====== DATA RECORDS

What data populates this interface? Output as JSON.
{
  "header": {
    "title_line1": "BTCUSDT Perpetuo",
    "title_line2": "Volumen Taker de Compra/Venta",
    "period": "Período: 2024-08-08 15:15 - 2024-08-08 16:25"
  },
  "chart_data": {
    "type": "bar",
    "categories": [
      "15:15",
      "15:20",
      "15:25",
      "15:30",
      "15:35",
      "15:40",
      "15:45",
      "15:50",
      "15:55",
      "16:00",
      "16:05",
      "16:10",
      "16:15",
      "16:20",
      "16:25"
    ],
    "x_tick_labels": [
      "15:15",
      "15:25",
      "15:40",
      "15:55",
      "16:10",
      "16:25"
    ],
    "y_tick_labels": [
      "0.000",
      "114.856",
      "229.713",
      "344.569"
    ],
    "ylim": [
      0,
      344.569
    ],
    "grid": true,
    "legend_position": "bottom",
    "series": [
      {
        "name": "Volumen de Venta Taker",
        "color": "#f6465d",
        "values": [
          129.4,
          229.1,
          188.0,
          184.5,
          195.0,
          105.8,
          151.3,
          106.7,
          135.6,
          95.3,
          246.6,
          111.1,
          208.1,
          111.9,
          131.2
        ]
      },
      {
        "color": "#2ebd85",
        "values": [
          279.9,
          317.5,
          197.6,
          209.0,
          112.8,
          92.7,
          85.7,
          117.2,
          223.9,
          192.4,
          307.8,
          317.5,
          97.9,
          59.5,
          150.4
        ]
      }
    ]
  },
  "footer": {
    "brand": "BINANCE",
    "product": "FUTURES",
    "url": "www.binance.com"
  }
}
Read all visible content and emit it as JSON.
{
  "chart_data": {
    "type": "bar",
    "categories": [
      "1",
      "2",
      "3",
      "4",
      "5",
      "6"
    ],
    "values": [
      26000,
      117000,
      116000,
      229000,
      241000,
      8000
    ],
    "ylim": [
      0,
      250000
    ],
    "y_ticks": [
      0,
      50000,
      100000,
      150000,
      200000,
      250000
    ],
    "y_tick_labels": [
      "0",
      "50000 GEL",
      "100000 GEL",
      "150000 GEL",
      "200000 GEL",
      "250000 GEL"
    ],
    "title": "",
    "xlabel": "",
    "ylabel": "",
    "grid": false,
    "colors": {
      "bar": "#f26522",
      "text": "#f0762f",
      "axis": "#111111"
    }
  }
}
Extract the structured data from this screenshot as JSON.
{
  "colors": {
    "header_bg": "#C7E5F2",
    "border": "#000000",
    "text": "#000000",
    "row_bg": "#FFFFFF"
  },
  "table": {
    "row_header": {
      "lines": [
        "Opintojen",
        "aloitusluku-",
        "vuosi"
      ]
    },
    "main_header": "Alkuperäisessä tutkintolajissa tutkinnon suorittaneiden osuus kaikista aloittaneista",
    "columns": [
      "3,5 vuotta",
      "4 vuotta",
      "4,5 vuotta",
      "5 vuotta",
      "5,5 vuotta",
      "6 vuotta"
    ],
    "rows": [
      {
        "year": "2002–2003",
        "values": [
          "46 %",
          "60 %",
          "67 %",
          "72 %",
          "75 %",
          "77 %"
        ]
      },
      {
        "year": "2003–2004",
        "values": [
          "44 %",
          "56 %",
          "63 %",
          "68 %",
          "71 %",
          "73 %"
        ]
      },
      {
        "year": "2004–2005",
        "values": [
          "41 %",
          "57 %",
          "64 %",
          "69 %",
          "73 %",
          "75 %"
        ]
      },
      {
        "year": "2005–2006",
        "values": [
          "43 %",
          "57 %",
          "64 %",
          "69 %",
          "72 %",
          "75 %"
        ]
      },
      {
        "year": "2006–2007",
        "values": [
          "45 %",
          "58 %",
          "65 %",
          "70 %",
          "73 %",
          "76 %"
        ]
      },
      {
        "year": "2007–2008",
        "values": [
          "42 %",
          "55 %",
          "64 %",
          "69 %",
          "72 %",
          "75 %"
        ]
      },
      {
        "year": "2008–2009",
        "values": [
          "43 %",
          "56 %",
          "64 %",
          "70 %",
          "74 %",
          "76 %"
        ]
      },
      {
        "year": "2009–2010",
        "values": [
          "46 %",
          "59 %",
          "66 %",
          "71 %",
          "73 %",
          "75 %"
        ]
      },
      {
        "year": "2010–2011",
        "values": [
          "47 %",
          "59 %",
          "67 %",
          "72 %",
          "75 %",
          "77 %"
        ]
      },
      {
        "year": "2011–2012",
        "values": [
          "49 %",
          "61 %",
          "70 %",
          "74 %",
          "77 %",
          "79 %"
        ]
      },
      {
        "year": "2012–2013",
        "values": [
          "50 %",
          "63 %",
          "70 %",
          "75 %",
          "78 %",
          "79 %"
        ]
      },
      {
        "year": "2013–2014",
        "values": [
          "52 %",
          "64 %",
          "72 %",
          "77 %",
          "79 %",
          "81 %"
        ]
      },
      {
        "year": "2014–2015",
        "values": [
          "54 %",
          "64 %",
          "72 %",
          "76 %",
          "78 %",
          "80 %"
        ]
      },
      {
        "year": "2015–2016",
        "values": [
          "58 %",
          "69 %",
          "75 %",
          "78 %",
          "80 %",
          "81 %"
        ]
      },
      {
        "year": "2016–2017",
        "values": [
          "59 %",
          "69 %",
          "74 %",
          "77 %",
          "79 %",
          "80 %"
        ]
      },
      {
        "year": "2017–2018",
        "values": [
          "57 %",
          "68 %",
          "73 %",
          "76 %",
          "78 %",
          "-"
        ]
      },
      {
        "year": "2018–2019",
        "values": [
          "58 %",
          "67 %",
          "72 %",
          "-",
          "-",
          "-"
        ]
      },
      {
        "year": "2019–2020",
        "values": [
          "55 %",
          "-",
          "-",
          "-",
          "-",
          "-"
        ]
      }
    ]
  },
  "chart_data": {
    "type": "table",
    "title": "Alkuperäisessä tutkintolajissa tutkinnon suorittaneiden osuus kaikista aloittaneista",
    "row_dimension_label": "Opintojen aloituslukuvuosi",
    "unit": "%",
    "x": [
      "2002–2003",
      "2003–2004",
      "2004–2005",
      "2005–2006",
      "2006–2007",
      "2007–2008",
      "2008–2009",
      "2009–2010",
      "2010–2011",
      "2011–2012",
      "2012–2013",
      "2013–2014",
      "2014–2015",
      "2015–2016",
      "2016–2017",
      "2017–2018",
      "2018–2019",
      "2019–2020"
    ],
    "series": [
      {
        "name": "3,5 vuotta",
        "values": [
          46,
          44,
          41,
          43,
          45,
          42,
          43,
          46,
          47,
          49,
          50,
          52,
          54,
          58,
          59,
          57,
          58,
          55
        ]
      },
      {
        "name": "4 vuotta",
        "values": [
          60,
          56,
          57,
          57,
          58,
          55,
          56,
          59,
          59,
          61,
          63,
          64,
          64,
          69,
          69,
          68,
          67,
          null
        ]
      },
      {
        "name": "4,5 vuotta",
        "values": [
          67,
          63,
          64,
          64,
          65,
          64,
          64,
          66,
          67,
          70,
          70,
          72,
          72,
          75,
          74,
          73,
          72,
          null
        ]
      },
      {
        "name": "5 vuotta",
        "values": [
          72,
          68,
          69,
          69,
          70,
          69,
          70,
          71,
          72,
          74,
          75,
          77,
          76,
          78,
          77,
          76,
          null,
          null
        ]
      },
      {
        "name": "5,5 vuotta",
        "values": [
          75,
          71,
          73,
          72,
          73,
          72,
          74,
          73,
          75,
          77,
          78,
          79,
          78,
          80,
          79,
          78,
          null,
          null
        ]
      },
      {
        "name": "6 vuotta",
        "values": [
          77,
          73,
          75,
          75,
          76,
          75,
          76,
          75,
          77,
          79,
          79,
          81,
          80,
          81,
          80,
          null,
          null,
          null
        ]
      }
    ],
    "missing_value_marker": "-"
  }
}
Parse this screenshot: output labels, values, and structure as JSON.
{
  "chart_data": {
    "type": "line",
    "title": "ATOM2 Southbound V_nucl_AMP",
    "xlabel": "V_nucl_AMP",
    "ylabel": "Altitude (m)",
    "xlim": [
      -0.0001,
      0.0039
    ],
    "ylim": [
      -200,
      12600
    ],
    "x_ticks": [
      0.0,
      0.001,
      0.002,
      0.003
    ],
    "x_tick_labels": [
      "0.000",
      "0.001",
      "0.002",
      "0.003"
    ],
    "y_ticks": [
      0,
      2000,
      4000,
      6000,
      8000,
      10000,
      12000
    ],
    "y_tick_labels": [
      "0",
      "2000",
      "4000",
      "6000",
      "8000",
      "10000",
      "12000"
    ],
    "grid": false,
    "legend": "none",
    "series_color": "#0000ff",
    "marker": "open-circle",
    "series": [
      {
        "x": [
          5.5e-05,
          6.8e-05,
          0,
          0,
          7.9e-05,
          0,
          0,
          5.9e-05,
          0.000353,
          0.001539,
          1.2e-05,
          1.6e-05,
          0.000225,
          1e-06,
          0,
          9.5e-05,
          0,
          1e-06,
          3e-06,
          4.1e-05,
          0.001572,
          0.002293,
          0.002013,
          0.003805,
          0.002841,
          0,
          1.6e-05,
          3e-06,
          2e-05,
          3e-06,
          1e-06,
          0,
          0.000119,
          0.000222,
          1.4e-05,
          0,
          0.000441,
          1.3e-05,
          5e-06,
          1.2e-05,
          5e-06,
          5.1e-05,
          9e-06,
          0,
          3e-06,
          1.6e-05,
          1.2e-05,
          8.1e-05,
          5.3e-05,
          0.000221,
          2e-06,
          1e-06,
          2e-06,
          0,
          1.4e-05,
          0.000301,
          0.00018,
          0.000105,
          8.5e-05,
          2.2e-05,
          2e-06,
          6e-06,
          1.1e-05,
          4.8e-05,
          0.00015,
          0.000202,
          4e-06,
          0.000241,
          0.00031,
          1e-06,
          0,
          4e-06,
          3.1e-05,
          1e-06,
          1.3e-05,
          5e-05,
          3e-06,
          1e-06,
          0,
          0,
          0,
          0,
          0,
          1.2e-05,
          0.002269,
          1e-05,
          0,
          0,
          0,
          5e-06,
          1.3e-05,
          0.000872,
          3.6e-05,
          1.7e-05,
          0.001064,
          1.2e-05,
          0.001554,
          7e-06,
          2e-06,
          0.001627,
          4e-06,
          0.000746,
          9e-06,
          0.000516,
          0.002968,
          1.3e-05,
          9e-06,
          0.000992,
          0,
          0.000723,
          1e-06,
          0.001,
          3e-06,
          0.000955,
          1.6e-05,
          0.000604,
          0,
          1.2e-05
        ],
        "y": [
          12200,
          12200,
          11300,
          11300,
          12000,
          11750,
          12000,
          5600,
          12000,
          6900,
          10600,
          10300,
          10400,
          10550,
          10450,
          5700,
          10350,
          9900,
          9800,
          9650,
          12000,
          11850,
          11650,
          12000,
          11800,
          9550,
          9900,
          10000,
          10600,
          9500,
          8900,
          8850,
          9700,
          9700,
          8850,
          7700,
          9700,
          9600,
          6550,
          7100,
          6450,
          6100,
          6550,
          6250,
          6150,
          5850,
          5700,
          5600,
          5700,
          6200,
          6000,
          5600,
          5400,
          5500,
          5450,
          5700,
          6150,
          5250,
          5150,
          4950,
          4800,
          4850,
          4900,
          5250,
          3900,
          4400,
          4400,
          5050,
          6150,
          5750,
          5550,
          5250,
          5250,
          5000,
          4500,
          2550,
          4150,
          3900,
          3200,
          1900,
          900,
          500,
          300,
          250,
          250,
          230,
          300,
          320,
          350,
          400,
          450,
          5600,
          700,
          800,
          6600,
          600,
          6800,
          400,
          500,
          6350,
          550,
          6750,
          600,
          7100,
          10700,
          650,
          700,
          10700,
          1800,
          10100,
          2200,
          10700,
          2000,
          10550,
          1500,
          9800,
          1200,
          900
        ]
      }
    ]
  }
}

============

▸ **PROBLEM TO SOLVE**:
Which lines in the records above contain the string "Volumen"? Copy each one.

▸ **RESULT**:
    "title_line2": "Volumen Taker de Compra/Venta",
        "name": "Volumen de Venta Taker",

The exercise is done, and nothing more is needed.